Exercise prompt :: Write out the material exactly. Do not include the pictures.

Data records ::
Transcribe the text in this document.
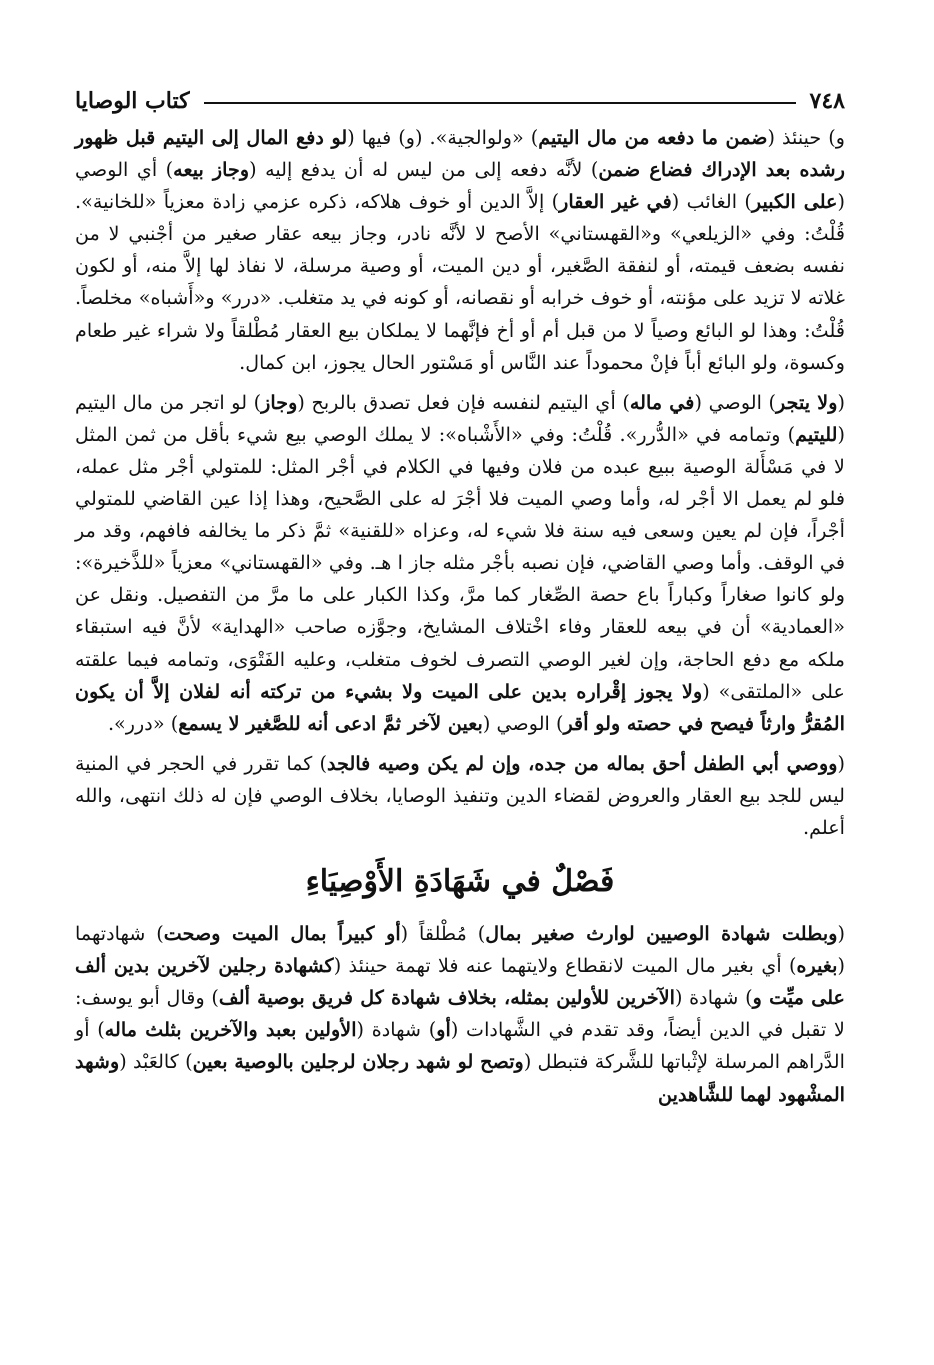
كتاب الوصايا	٧٤٨

و) حينئذ (ضمن ما دفعه من مال اليتيم) «ولوالجية». (و) فيها (لو دفع المال إلى اليتيم قبل ظهور رشده بعد الإدراك فضاع ضمن) لأنَّه دفعه إلى من ليس له أن يدفع إليه (وجاز بيعه) أي الوصي (على الكبير) الغائب (في غير العقار) إلاَّ الدين أو خوف هلاكه، ذكره عزمي زادة معزياً «للخانية». قُلْتُ: وفي «الزيلعي» و«القهستاني» الأصح لا لأنَّه نادر، وجاز بيعه عقار صغير من أجْنبي لا من نفسه بضعف قيمته، أو لنفقة الصَّغير، أو دين الميت، أو وصية مرسلة، لا نفاذ لها إلاَّ منه، أو لكون غلاته لا تزيد على مؤنته، أو خوف خرابه أو نقصانه، أو كونه في يد متغلب. «درر» و«أَشباه» مخلصاً. قُلْتُ: وهذا لو البائع وصياً لا من قبل أم أو أخ فإنَّهما لا يملكان بيع العقار مُطْلقاً ولا شراء غير طعام وكسوة، ولو البائع أباً فإنْ محموداً عند النَّاس أو مَسْتور الحال يجوز، ابن كمال.

(ولا يتجر) الوصي (في ماله) أي اليتيم لنفسه فإن فعل تصدق بالربح (وجاز) لو اتجر من مال اليتيم (لليتيم) وتمامه في «الدُّرر». قُلْتُ: وفي «الأَشْباه»: لا يملك الوصي بيع شيء بأقل من ثمن المثل لا في مَسْأَلة الوصية ببيع عبده من فلان وفيها في الكلام في أجْر المثل: للمتولي أجْر مثل عمله، فلو لم يعمل الا أجْر له، وأما وصي الميت فلا أجْرَ له على الصَّحيح، وهذا إذا عين القاضي للمتولي أجْراً، فإن لم يعين وسعى فيه سنة فلا شيء له، وعزاه «للقنية» ثمَّ ذكر ما يخالفه فافهم، وقد مر في الوقف. وأما وصي القاضي، فإن نصبه بأجْر مثله جاز ا هـ. وفي «القهستاني» معزياً «للذَّخيرة»: ولو كانوا صغاراً وكباراً باع حصة الصِّغار كما مرَّ، وكذا الكبار على ما مرَّ من التفصيل. ونقل عن «العمادية» أن في بيعه للعقار وفاء اخْتلاف المشايخ، وجوَّزه صاحب «الهداية» لأنَّ فيه استبقاء ملكه مع دفع الحاجة، وإن لغير الوصي التصرف لخوف متغلب، وعليه الفَتْوَى، وتمامه فيما علقته على «الملتقى» (ولا يجوز إقْراره بدين على الميت ولا بشيء من تركته أنه لفلان إلاَّ أن يكون المُقرُّ وارثاً فيصح في حصته ولو أقر) الوصي (بعين لآخر ثمَّ ادعى أنه للصَّغير لا يسمع) «درر».

(ووصي أبي الطفل أحق بماله من جده، وإن لم يكن وصيه فالجد) كما تقرر في الحجر في المنية ليس للجد بيع العقار والعروض لقضاء الدين وتنفيذ الوصايا، بخلاف الوصي فإن له ذلك انتهى، والله أعلم.

فَصْلٌ في شَهَادَةِ الأَوْصِيَاءِ

(وبطلت شهادة الوصيين لوارث صغير بمال) مُطْلقاً (أو كبيراً بمال الميت وصحت) شهادتهما (بغيره) أي بغير مال الميت لانقطاع ولايتهما عنه فلا تهمة حينئذ (كشهادة رجلين لآخرين بدين ألف على ميِّت و) شهادة (الآخرين للأولين بمثله، بخلاف شهادة كل فريق بوصية ألف) وقال أبو يوسف: لا تقبل في الدين أيضاً، وقد تقدم في الشَّهادات (أو) شهادة (الأولين بعبد والآخرين بثلث ماله) أو الدَّراهم المرسلة لإثْباتها للشَّركة فتبطل (وتصح لو شهد رجلان لرجلين بالوصية بعين) كالعَبْد (وشهد المشْهود لهما للشَّاهدين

Result of the exercise ::
Transcribe the text in this document.
كتاب الوصايا	٧٤٨

و) حينئذ (ضمن ما دفعه من مال اليتيم) «ولوالجية». (و) فيها (لو دفع المال إلى اليتيم قبل ظهور رشده بعد الإدراك فضاع ضمن) لأنَّه دفعه إلى من ليس له أن يدفع إليه (وجاز بيعه) أي الوصي (على الكبير) الغائب (في غير العقار) إلاَّ الدين أو خوف هلاكه، ذكره عزمي زادة معزياً «للخانية». قُلْتُ: وفي «الزيلعي» و«القهستاني» الأصح لا لأنَّه نادر، وجاز بيعه عقار صغير من أجْنبي لا من نفسه بضعف قيمته، أو لنفقة الصَّغير، أو دين الميت، أو وصية مرسلة، لا نفاذ لها إلاَّ منه، أو لكون غلاته لا تزيد على مؤنته، أو خوف خرابه أو نقصانه، أو كونه في يد متغلب. «درر» و«أَشباه» مخلصاً. قُلْتُ: وهذا لو البائع وصياً لا من قبل أم أو أخ فإنَّهما لا يملكان بيع العقار مُطْلقاً ولا شراء غير طعام وكسوة، ولو البائع أباً فإنْ محموداً عند النَّاس أو مَسْتور الحال يجوز، ابن كمال.

(ولا يتجر) الوصي (في ماله) أي اليتيم لنفسه فإن فعل تصدق بالربح (وجاز) لو اتجر من مال اليتيم (لليتيم) وتمامه في «الدُّرر». قُلْتُ: وفي «الأَشْباه»: لا يملك الوصي بيع شيء بأقل من ثمن المثل لا في مَسْأَلة الوصية ببيع عبده من فلان وفيها في الكلام في أجْر المثل: للمتولي أجْر مثل عمله، فلو لم يعمل الا أجْر له، وأما وصي الميت فلا أجْرَ له على الصَّحيح، وهذا إذا عين القاضي للمتولي أجْراً، فإن لم يعين وسعى فيه سنة فلا شيء له، وعزاه «للقنية» ثمَّ ذكر ما يخالفه فافهم، وقد مر في الوقف. وأما وصي القاضي، فإن نصبه بأجْر مثله جاز ا هـ. وفي «القهستاني» معزياً «للذَّخيرة»: ولو كانوا صغاراً وكباراً باع حصة الصِّغار كما مرَّ، وكذا الكبار على ما مرَّ من التفصيل. ونقل عن «العمادية» أن في بيعه للعقار وفاء اخْتلاف المشايخ، وجوَّزه صاحب «الهداية» لأنَّ فيه استبقاء ملكه مع دفع الحاجة، وإن لغير الوصي التصرف لخوف متغلب، وعليه الفَتْوَى، وتمامه فيما علقته على «الملتقى» (ولا يجوز إقْراره بدين على الميت ولا بشيء من تركته أنه لفلان إلاَّ أن يكون المُقرُّ وارثاً فيصح في حصته ولو أقر) الوصي (بعين لآخر ثمَّ ادعى أنه للصَّغير لا يسمع) «درر».

(ووصي أبي الطفل أحق بماله من جده، وإن لم يكن وصيه فالجد) كما تقرر في الحجر في المنية ليس للجد بيع العقار والعروض لقضاء الدين وتنفيذ الوصايا، بخلاف الوصي فإن له ذلك انتهى، والله أعلم.

فَصْلٌ في شَهَادَةِ الأَوْصِيَاءِ

(وبطلت شهادة الوصيين لوارث صغير بمال) مُطْلقاً (أو كبيراً بمال الميت وصحت) شهادتهما (بغيره) أي بغير مال الميت لانقطاع ولايتهما عنه فلا تهمة حينئذ (كشهادة رجلين لآخرين بدين ألف على ميِّت و) شهادة (الآخرين للأولين بمثله، بخلاف شهادة كل فريق بوصية ألف) وقال أبو يوسف: لا تقبل في الدين أيضاً، وقد تقدم في الشَّهادات (أو) شهادة (الأولين بعبد والآخرين بثلث ماله) أو الدَّراهم المرسلة لإثْباتها للشَّركة فتبطل (وتصح لو شهد رجلان لرجلين بالوصية بعين) كالعَبْد (وشهد المشْهود لهما للشَّاهدين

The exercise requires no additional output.